Task => Reproduce every line of the listing below, substituting "[clickable]" for each occurrence of "[interactable]" and keeping all other text unchanged. Omit the pictures from your answer.

══ Data shown ══

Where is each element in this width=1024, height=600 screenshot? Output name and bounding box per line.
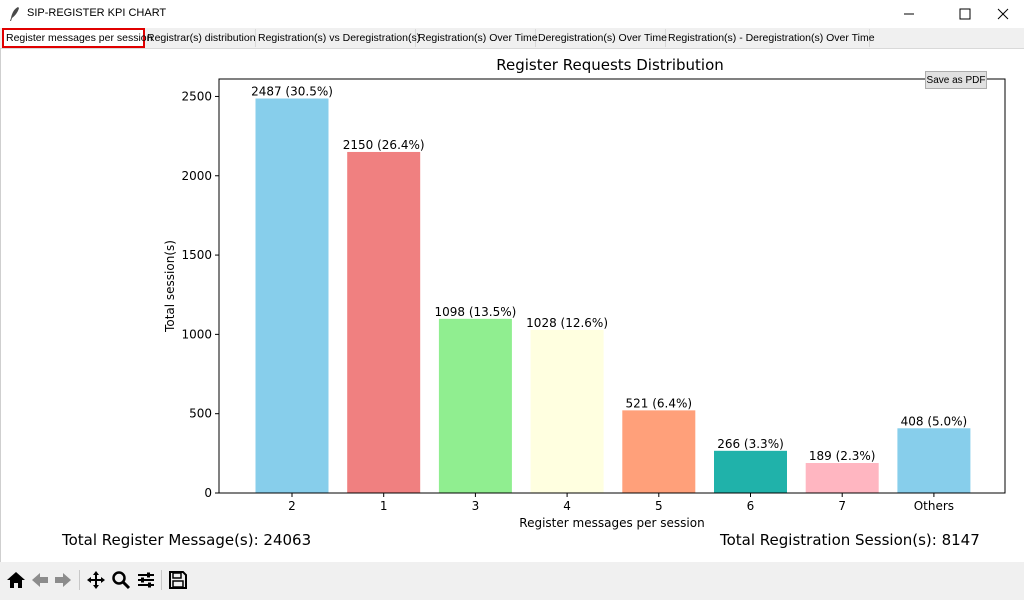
chart-title: Register Requests Distribution: [496, 56, 724, 74]
bar-value-label: 266 (3.3%): [717, 437, 784, 451]
x-axis-label: Register messages per session: [519, 516, 704, 530]
bar-value-label: 1028 (12.6%): [526, 316, 608, 330]
y-tick-label: 1500: [181, 248, 212, 262]
bar-value-label: 2487 (30.5%): [251, 85, 333, 99]
tab-registration-minus-deregistration-over-time[interactable]: Registration(s) - Deregistration(s) Over…: [666, 29, 875, 47]
zoom-icon[interactable]: [111, 570, 131, 590]
y-tick-label: 2500: [181, 89, 212, 103]
maximize-button[interactable]: [940, 0, 986, 28]
close-button[interactable]: [978, 0, 1024, 28]
bar: [347, 151, 421, 493]
tab-deregistration-over-time[interactable]: Deregistration(s) Over Time: [536, 29, 667, 47]
x-tick-label: 5: [655, 499, 663, 513]
configure-subplots-icon[interactable]: [136, 570, 156, 590]
window-title: SIP-REGISTER KPI CHART: [27, 7, 167, 19]
pan-icon[interactable]: [86, 570, 106, 590]
total-registration-sessions: Total Registration Session(s): 8147: [720, 531, 980, 549]
bar: [897, 428, 971, 493]
bar: [622, 410, 696, 493]
y-tick-label: 0: [204, 486, 212, 500]
y-tick-label: 1000: [181, 327, 212, 341]
plot-frame: [218, 78, 1006, 494]
back-icon[interactable]: [30, 570, 50, 590]
feather-icon: [10, 7, 19, 21]
total-register-messages: Total Register Message(s): 24063: [62, 531, 312, 549]
bar-value-label: 2150 (26.4%): [343, 138, 425, 152]
save-icon[interactable]: [168, 570, 188, 590]
x-tick-label: 2: [288, 499, 296, 513]
bar: [805, 463, 879, 493]
tab-registration-vs-deregistration[interactable]: Registration(s) vs Deregistration(s): [256, 29, 420, 47]
x-tick-label: 3: [472, 499, 480, 513]
save-as-pdf-button[interactable]: Save as PDF: [925, 71, 987, 89]
bar-value-label: 521 (6.4%): [626, 396, 693, 410]
bar: [530, 329, 604, 493]
tab-registrar-distribution[interactable]: Registrar(s) distribution: [145, 29, 256, 47]
bar-value-label: 189 (2.3%): [809, 449, 876, 463]
bar: [438, 318, 512, 493]
bar: [714, 450, 787, 493]
toolbar-separator: [79, 570, 80, 590]
x-tick-label: Others: [914, 499, 954, 513]
tab-register-messages-per-session[interactable]: Register messages per session: [2, 28, 152, 48]
x-tick-label: 6: [747, 499, 755, 513]
forward-icon[interactable]: [53, 570, 73, 590]
x-tick-label: 1: [380, 499, 388, 513]
x-tick-label: 7: [838, 499, 846, 513]
minimize-button[interactable]: [886, 0, 932, 28]
navigation-toolbar: [0, 562, 1024, 600]
toolbar-separator: [161, 570, 162, 590]
bar-value-label: 1098 (13.5%): [434, 305, 516, 319]
y-tick-label: 500: [189, 407, 212, 421]
bar-value-label: 408 (5.0%): [901, 414, 968, 428]
x-tick-label: 4: [563, 499, 571, 513]
y-tick-label: 2000: [181, 169, 212, 183]
tab-bar: Register messages per session Registrar(…: [0, 28, 1024, 49]
y-axis-label: Total session(s): [163, 240, 177, 333]
bar: [255, 98, 329, 493]
home-icon[interactable]: [6, 570, 26, 590]
window-border: [0, 48, 1, 562]
bar-chart: 2487 (30.5%) 2 2150 (26.4%) 1 1098 (13.5%) 3 1…: [163, 78, 1006, 530]
tab-registration-over-time[interactable]: Registration(s) Over Time: [416, 29, 538, 47]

═══

Solution =>
Where is each element in this width=1024, height=600 screenshot? Output name and bounding box per line.
chart-title: Register Requests Distribution: [496, 56, 724, 74]
bar-value-label: 266 (3.3%): [717, 437, 784, 451]
x-axis-label: Register messages per session: [519, 516, 704, 530]
bar-value-label: 1028 (12.6%): [526, 316, 608, 330]
y-tick-label: 1500: [181, 248, 212, 262]
bar-value-label: 2487 (30.5%): [251, 85, 333, 99]
tab-registration-minus-deregistration-over-time[clickable]: Registration(s) - Deregistration(s) Over…: [666, 29, 875, 47]
zoom-icon[clickable]: [111, 570, 131, 590]
y-tick-label: 2500: [181, 89, 212, 103]
maximize-button[clickable]: [940, 0, 986, 28]
close-button[clickable]: [978, 0, 1024, 28]
bar: [347, 151, 421, 493]
tab-deregistration-over-time[clickable]: Deregistration(s) Over Time: [536, 29, 667, 47]
x-tick-label: 5: [655, 499, 663, 513]
configure-subplots-icon[clickable]: [136, 570, 156, 590]
window-title: SIP-REGISTER KPI CHART: [27, 7, 167, 19]
pan-icon[clickable]: [86, 570, 106, 590]
total-registration-sessions: Total Registration Session(s): 8147: [720, 531, 980, 549]
bar: [897, 428, 971, 493]
bar: [622, 410, 696, 493]
y-tick-label: 0: [204, 486, 212, 500]
y-tick-label: 1000: [181, 327, 212, 341]
plot-frame: [218, 78, 1006, 494]
back-icon[clickable]: [30, 570, 50, 590]
feather-icon: [10, 7, 19, 21]
total-register-messages: Total Register Message(s): 24063: [62, 531, 312, 549]
bar-value-label: 2150 (26.4%): [343, 138, 425, 152]
save-icon[clickable]: [168, 570, 188, 590]
x-tick-label: 2: [288, 499, 296, 513]
bar: [805, 463, 879, 493]
tab-registration-vs-deregistration[clickable]: Registration(s) vs Deregistration(s): [256, 29, 420, 47]
x-tick-label: 3: [472, 499, 480, 513]
save-as-pdf-button[clickable]: Save as PDF: [925, 71, 987, 89]
bar-value-label: 521 (6.4%): [626, 396, 693, 410]
bar: [530, 329, 604, 493]
tab-registrar-distribution[clickable]: Registrar(s) distribution: [145, 29, 256, 47]
bar-value-label: 189 (2.3%): [809, 449, 876, 463]
bar: [438, 318, 512, 493]
bar: [714, 450, 787, 493]
toolbar-separator: [79, 570, 80, 590]
x-tick-label: Others: [914, 499, 954, 513]
tab-register-messages-per-session[clickable]: Register messages per session: [2, 28, 152, 48]
x-tick-label: 6: [747, 499, 755, 513]
forward-icon[clickable]: [53, 570, 73, 590]
x-tick-label: 1: [380, 499, 388, 513]
x-tick-label: 7: [838, 499, 846, 513]
minimize-button[clickable]: [886, 0, 932, 28]
navigation-toolbar: [0, 562, 1024, 600]
toolbar-separator: [161, 570, 162, 590]
bar-value-label: 1098 (13.5%): [434, 305, 516, 319]
y-tick-label: 500: [189, 407, 212, 421]
bar-value-label: 408 (5.0%): [901, 414, 968, 428]
x-tick-label: 4: [563, 499, 571, 513]
y-tick-label: 2000: [181, 169, 212, 183]
tab-bar: Register messages per session Registrar(…: [0, 28, 1024, 49]
y-axis-label: Total session(s): [163, 240, 177, 333]
bar: [255, 98, 329, 493]
home-icon[clickable]: [6, 570, 26, 590]
window-border: [0, 48, 1, 562]
bar-chart: 2487 (30.5%) 2 2150 (26.4%) 1 1098 (13.5%) 3 1…: [163, 78, 1006, 530]
tab-registration-over-time[clickable]: Registration(s) Over Time: [416, 29, 538, 47]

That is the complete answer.